● WHAT YOU SHOULD DO: Indicate only the number of lines in the listing below in which the word "color" appears.

(Dataset listings of figures)
+===+

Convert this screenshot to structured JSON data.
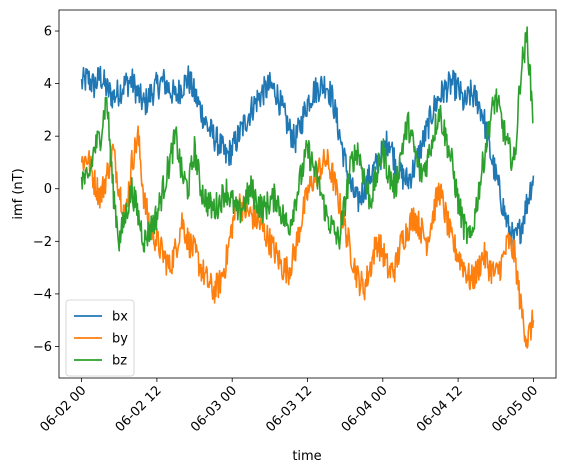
{
  "chart_data": {
    "type": "line",
    "title": "",
    "xlabel": "time",
    "ylabel": "imf (nT)",
    "x_tick_labels": [
      "06-02 00",
      "06-02 12",
      "06-03 00",
      "06-03 12",
      "06-04 00",
      "06-04 12",
      "06-05 00"
    ],
    "y_ticks": [
      -6,
      -4,
      -2,
      0,
      2,
      4,
      6
    ],
    "xlim_hours": [
      -3.6,
      75.6
    ],
    "ylim": [
      -7.2,
      6.8
    ],
    "legend_position": "lower-left",
    "series": [
      {
        "name": "bx",
        "color": "#1f77b4",
        "points": [
          [
            0,
            4.0
          ],
          [
            1,
            4.2
          ],
          [
            2,
            3.9
          ],
          [
            3,
            4.3
          ],
          [
            4,
            3.8
          ],
          [
            5,
            3.5
          ],
          [
            6,
            3.7
          ],
          [
            7,
            4.0
          ],
          [
            8,
            4.1
          ],
          [
            9,
            3.6
          ],
          [
            10,
            3.2
          ],
          [
            11,
            3.6
          ],
          [
            12,
            3.9
          ],
          [
            13,
            4.1
          ],
          [
            14,
            3.8
          ],
          [
            15,
            3.5
          ],
          [
            16,
            3.9
          ],
          [
            17,
            4.2
          ],
          [
            18,
            3.6
          ],
          [
            19,
            3.0
          ],
          [
            20,
            2.4
          ],
          [
            21,
            2.0
          ],
          [
            22,
            1.7
          ],
          [
            23,
            1.2
          ],
          [
            24,
            1.5
          ],
          [
            25,
            2.0
          ],
          [
            26,
            2.5
          ],
          [
            27,
            3.0
          ],
          [
            28,
            3.4
          ],
          [
            29,
            3.7
          ],
          [
            30,
            3.9
          ],
          [
            31,
            3.7
          ],
          [
            32,
            3.0
          ],
          [
            33,
            2.3
          ],
          [
            34,
            1.8
          ],
          [
            35,
            2.5
          ],
          [
            36,
            3.3
          ],
          [
            37,
            3.7
          ],
          [
            38,
            3.9
          ],
          [
            39,
            4.0
          ],
          [
            40,
            3.4
          ],
          [
            41,
            2.2
          ],
          [
            42,
            1.0
          ],
          [
            43,
            0.0
          ],
          [
            44,
            -0.5
          ],
          [
            45,
            0.0
          ],
          [
            46,
            0.5
          ],
          [
            47,
            0.9
          ],
          [
            48,
            1.4
          ],
          [
            49,
            1.9
          ],
          [
            50,
            1.0
          ],
          [
            51,
            0.5
          ],
          [
            52,
            0.3
          ],
          [
            53,
            0.8
          ],
          [
            54,
            1.5
          ],
          [
            55,
            2.2
          ],
          [
            56,
            3.0
          ],
          [
            57,
            3.5
          ],
          [
            58,
            3.8
          ],
          [
            59,
            4.0
          ],
          [
            60,
            3.8
          ],
          [
            61,
            3.2
          ],
          [
            62,
            3.6
          ],
          [
            63,
            3.4
          ],
          [
            64,
            2.8
          ],
          [
            65,
            1.5
          ],
          [
            66,
            0.5
          ],
          [
            67,
            -0.5
          ],
          [
            68,
            -1.5
          ],
          [
            69,
            -2.0
          ],
          [
            70,
            -1.5
          ],
          [
            71,
            -0.5
          ],
          [
            72,
            0.5
          ]
        ]
      },
      {
        "name": "by",
        "color": "#ff7f0e",
        "points": [
          [
            0,
            1.0
          ],
          [
            1,
            1.2
          ],
          [
            2,
            0.3
          ],
          [
            3,
            -0.3
          ],
          [
            4,
            0.5
          ],
          [
            5,
            1.5
          ],
          [
            6,
            0.0
          ],
          [
            7,
            -1.0
          ],
          [
            8,
            1.0
          ],
          [
            9,
            2.0
          ],
          [
            10,
            -0.5
          ],
          [
            11,
            -1.5
          ],
          [
            12,
            -2.0
          ],
          [
            13,
            -2.5
          ],
          [
            14,
            -3.0
          ],
          [
            15,
            -2.3
          ],
          [
            16,
            -1.2
          ],
          [
            17,
            -2.0
          ],
          [
            18,
            -2.4
          ],
          [
            19,
            -3.0
          ],
          [
            20,
            -3.5
          ],
          [
            21,
            -3.9
          ],
          [
            22,
            -3.6
          ],
          [
            23,
            -2.8
          ],
          [
            24,
            -1.4
          ],
          [
            25,
            -0.5
          ],
          [
            26,
            -0.8
          ],
          [
            27,
            -1.0
          ],
          [
            28,
            -1.2
          ],
          [
            29,
            -1.6
          ],
          [
            30,
            -2.0
          ],
          [
            31,
            -2.5
          ],
          [
            32,
            -3.0
          ],
          [
            33,
            -3.1
          ],
          [
            34,
            -2.4
          ],
          [
            35,
            -1.2
          ],
          [
            36,
            -0.2
          ],
          [
            37,
            0.4
          ],
          [
            38,
            0.8
          ],
          [
            39,
            1.1
          ],
          [
            40,
            0.5
          ],
          [
            41,
            -0.5
          ],
          [
            42,
            -1.5
          ],
          [
            43,
            -2.5
          ],
          [
            44,
            -3.4
          ],
          [
            45,
            -3.8
          ],
          [
            46,
            -3.0
          ],
          [
            47,
            -2.0
          ],
          [
            48,
            -2.4
          ],
          [
            49,
            -3.2
          ],
          [
            50,
            -3.0
          ],
          [
            51,
            -2.0
          ],
          [
            52,
            -1.5
          ],
          [
            53,
            -1.0
          ],
          [
            54,
            -1.5
          ],
          [
            55,
            -2.0
          ],
          [
            56,
            -1.0
          ],
          [
            57,
            0.0
          ],
          [
            58,
            -1.0
          ],
          [
            59,
            -2.0
          ],
          [
            60,
            -2.5
          ],
          [
            61,
            -3.0
          ],
          [
            62,
            -3.5
          ],
          [
            63,
            -3.2
          ],
          [
            64,
            -2.5
          ],
          [
            65,
            -3.0
          ],
          [
            66,
            -3.3
          ],
          [
            67,
            -2.8
          ],
          [
            68,
            -2.0
          ],
          [
            69,
            -2.5
          ],
          [
            70,
            -4.5
          ],
          [
            71,
            -5.8
          ],
          [
            72,
            -5.0
          ]
        ]
      },
      {
        "name": "bz",
        "color": "#2ca02c",
        "points": [
          [
            0,
            0.5
          ],
          [
            1,
            0.2
          ],
          [
            2,
            1.5
          ],
          [
            3,
            2.0
          ],
          [
            4,
            3.5
          ],
          [
            5,
            0.0
          ],
          [
            6,
            -2.0
          ],
          [
            7,
            -1.0
          ],
          [
            8,
            0.0
          ],
          [
            9,
            -1.0
          ],
          [
            10,
            -2.0
          ],
          [
            11,
            -1.5
          ],
          [
            12,
            -1.0
          ],
          [
            13,
            0.0
          ],
          [
            14,
            1.0
          ],
          [
            15,
            2.0
          ],
          [
            16,
            0.5
          ],
          [
            17,
            0.0
          ],
          [
            18,
            1.5
          ],
          [
            19,
            0.0
          ],
          [
            20,
            -0.5
          ],
          [
            21,
            -0.8
          ],
          [
            22,
            -0.5
          ],
          [
            23,
            0.0
          ],
          [
            24,
            -0.5
          ],
          [
            25,
            -1.0
          ],
          [
            26,
            -0.5
          ],
          [
            27,
            0.0
          ],
          [
            28,
            -0.5
          ],
          [
            29,
            -0.8
          ],
          [
            30,
            -0.5
          ],
          [
            31,
            -0.3
          ],
          [
            32,
            -1.0
          ],
          [
            33,
            -1.5
          ],
          [
            34,
            -0.5
          ],
          [
            35,
            0.5
          ],
          [
            36,
            1.5
          ],
          [
            37,
            0.8
          ],
          [
            38,
            0.0
          ],
          [
            39,
            -1.0
          ],
          [
            40,
            -1.5
          ],
          [
            41,
            -2.0
          ],
          [
            42,
            -0.5
          ],
          [
            43,
            1.0
          ],
          [
            44,
            1.5
          ],
          [
            45,
            0.5
          ],
          [
            46,
            -0.5
          ],
          [
            47,
            0.5
          ],
          [
            48,
            1.5
          ],
          [
            49,
            0.5
          ],
          [
            50,
            0.0
          ],
          [
            51,
            1.5
          ],
          [
            52,
            2.5
          ],
          [
            53,
            1.5
          ],
          [
            54,
            0.5
          ],
          [
            55,
            1.0
          ],
          [
            56,
            2.0
          ],
          [
            57,
            3.0
          ],
          [
            58,
            2.0
          ],
          [
            59,
            1.0
          ],
          [
            60,
            -0.5
          ],
          [
            61,
            -1.5
          ],
          [
            62,
            -2.0
          ],
          [
            63,
            -0.5
          ],
          [
            64,
            1.0
          ],
          [
            65,
            2.5
          ],
          [
            66,
            3.5
          ],
          [
            67,
            2.5
          ],
          [
            68,
            1.5
          ],
          [
            69,
            1.0
          ],
          [
            70,
            4.5
          ],
          [
            71,
            5.8
          ],
          [
            72,
            2.5
          ]
        ]
      }
    ]
  }
}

+===+

● FINAL RESULT: 3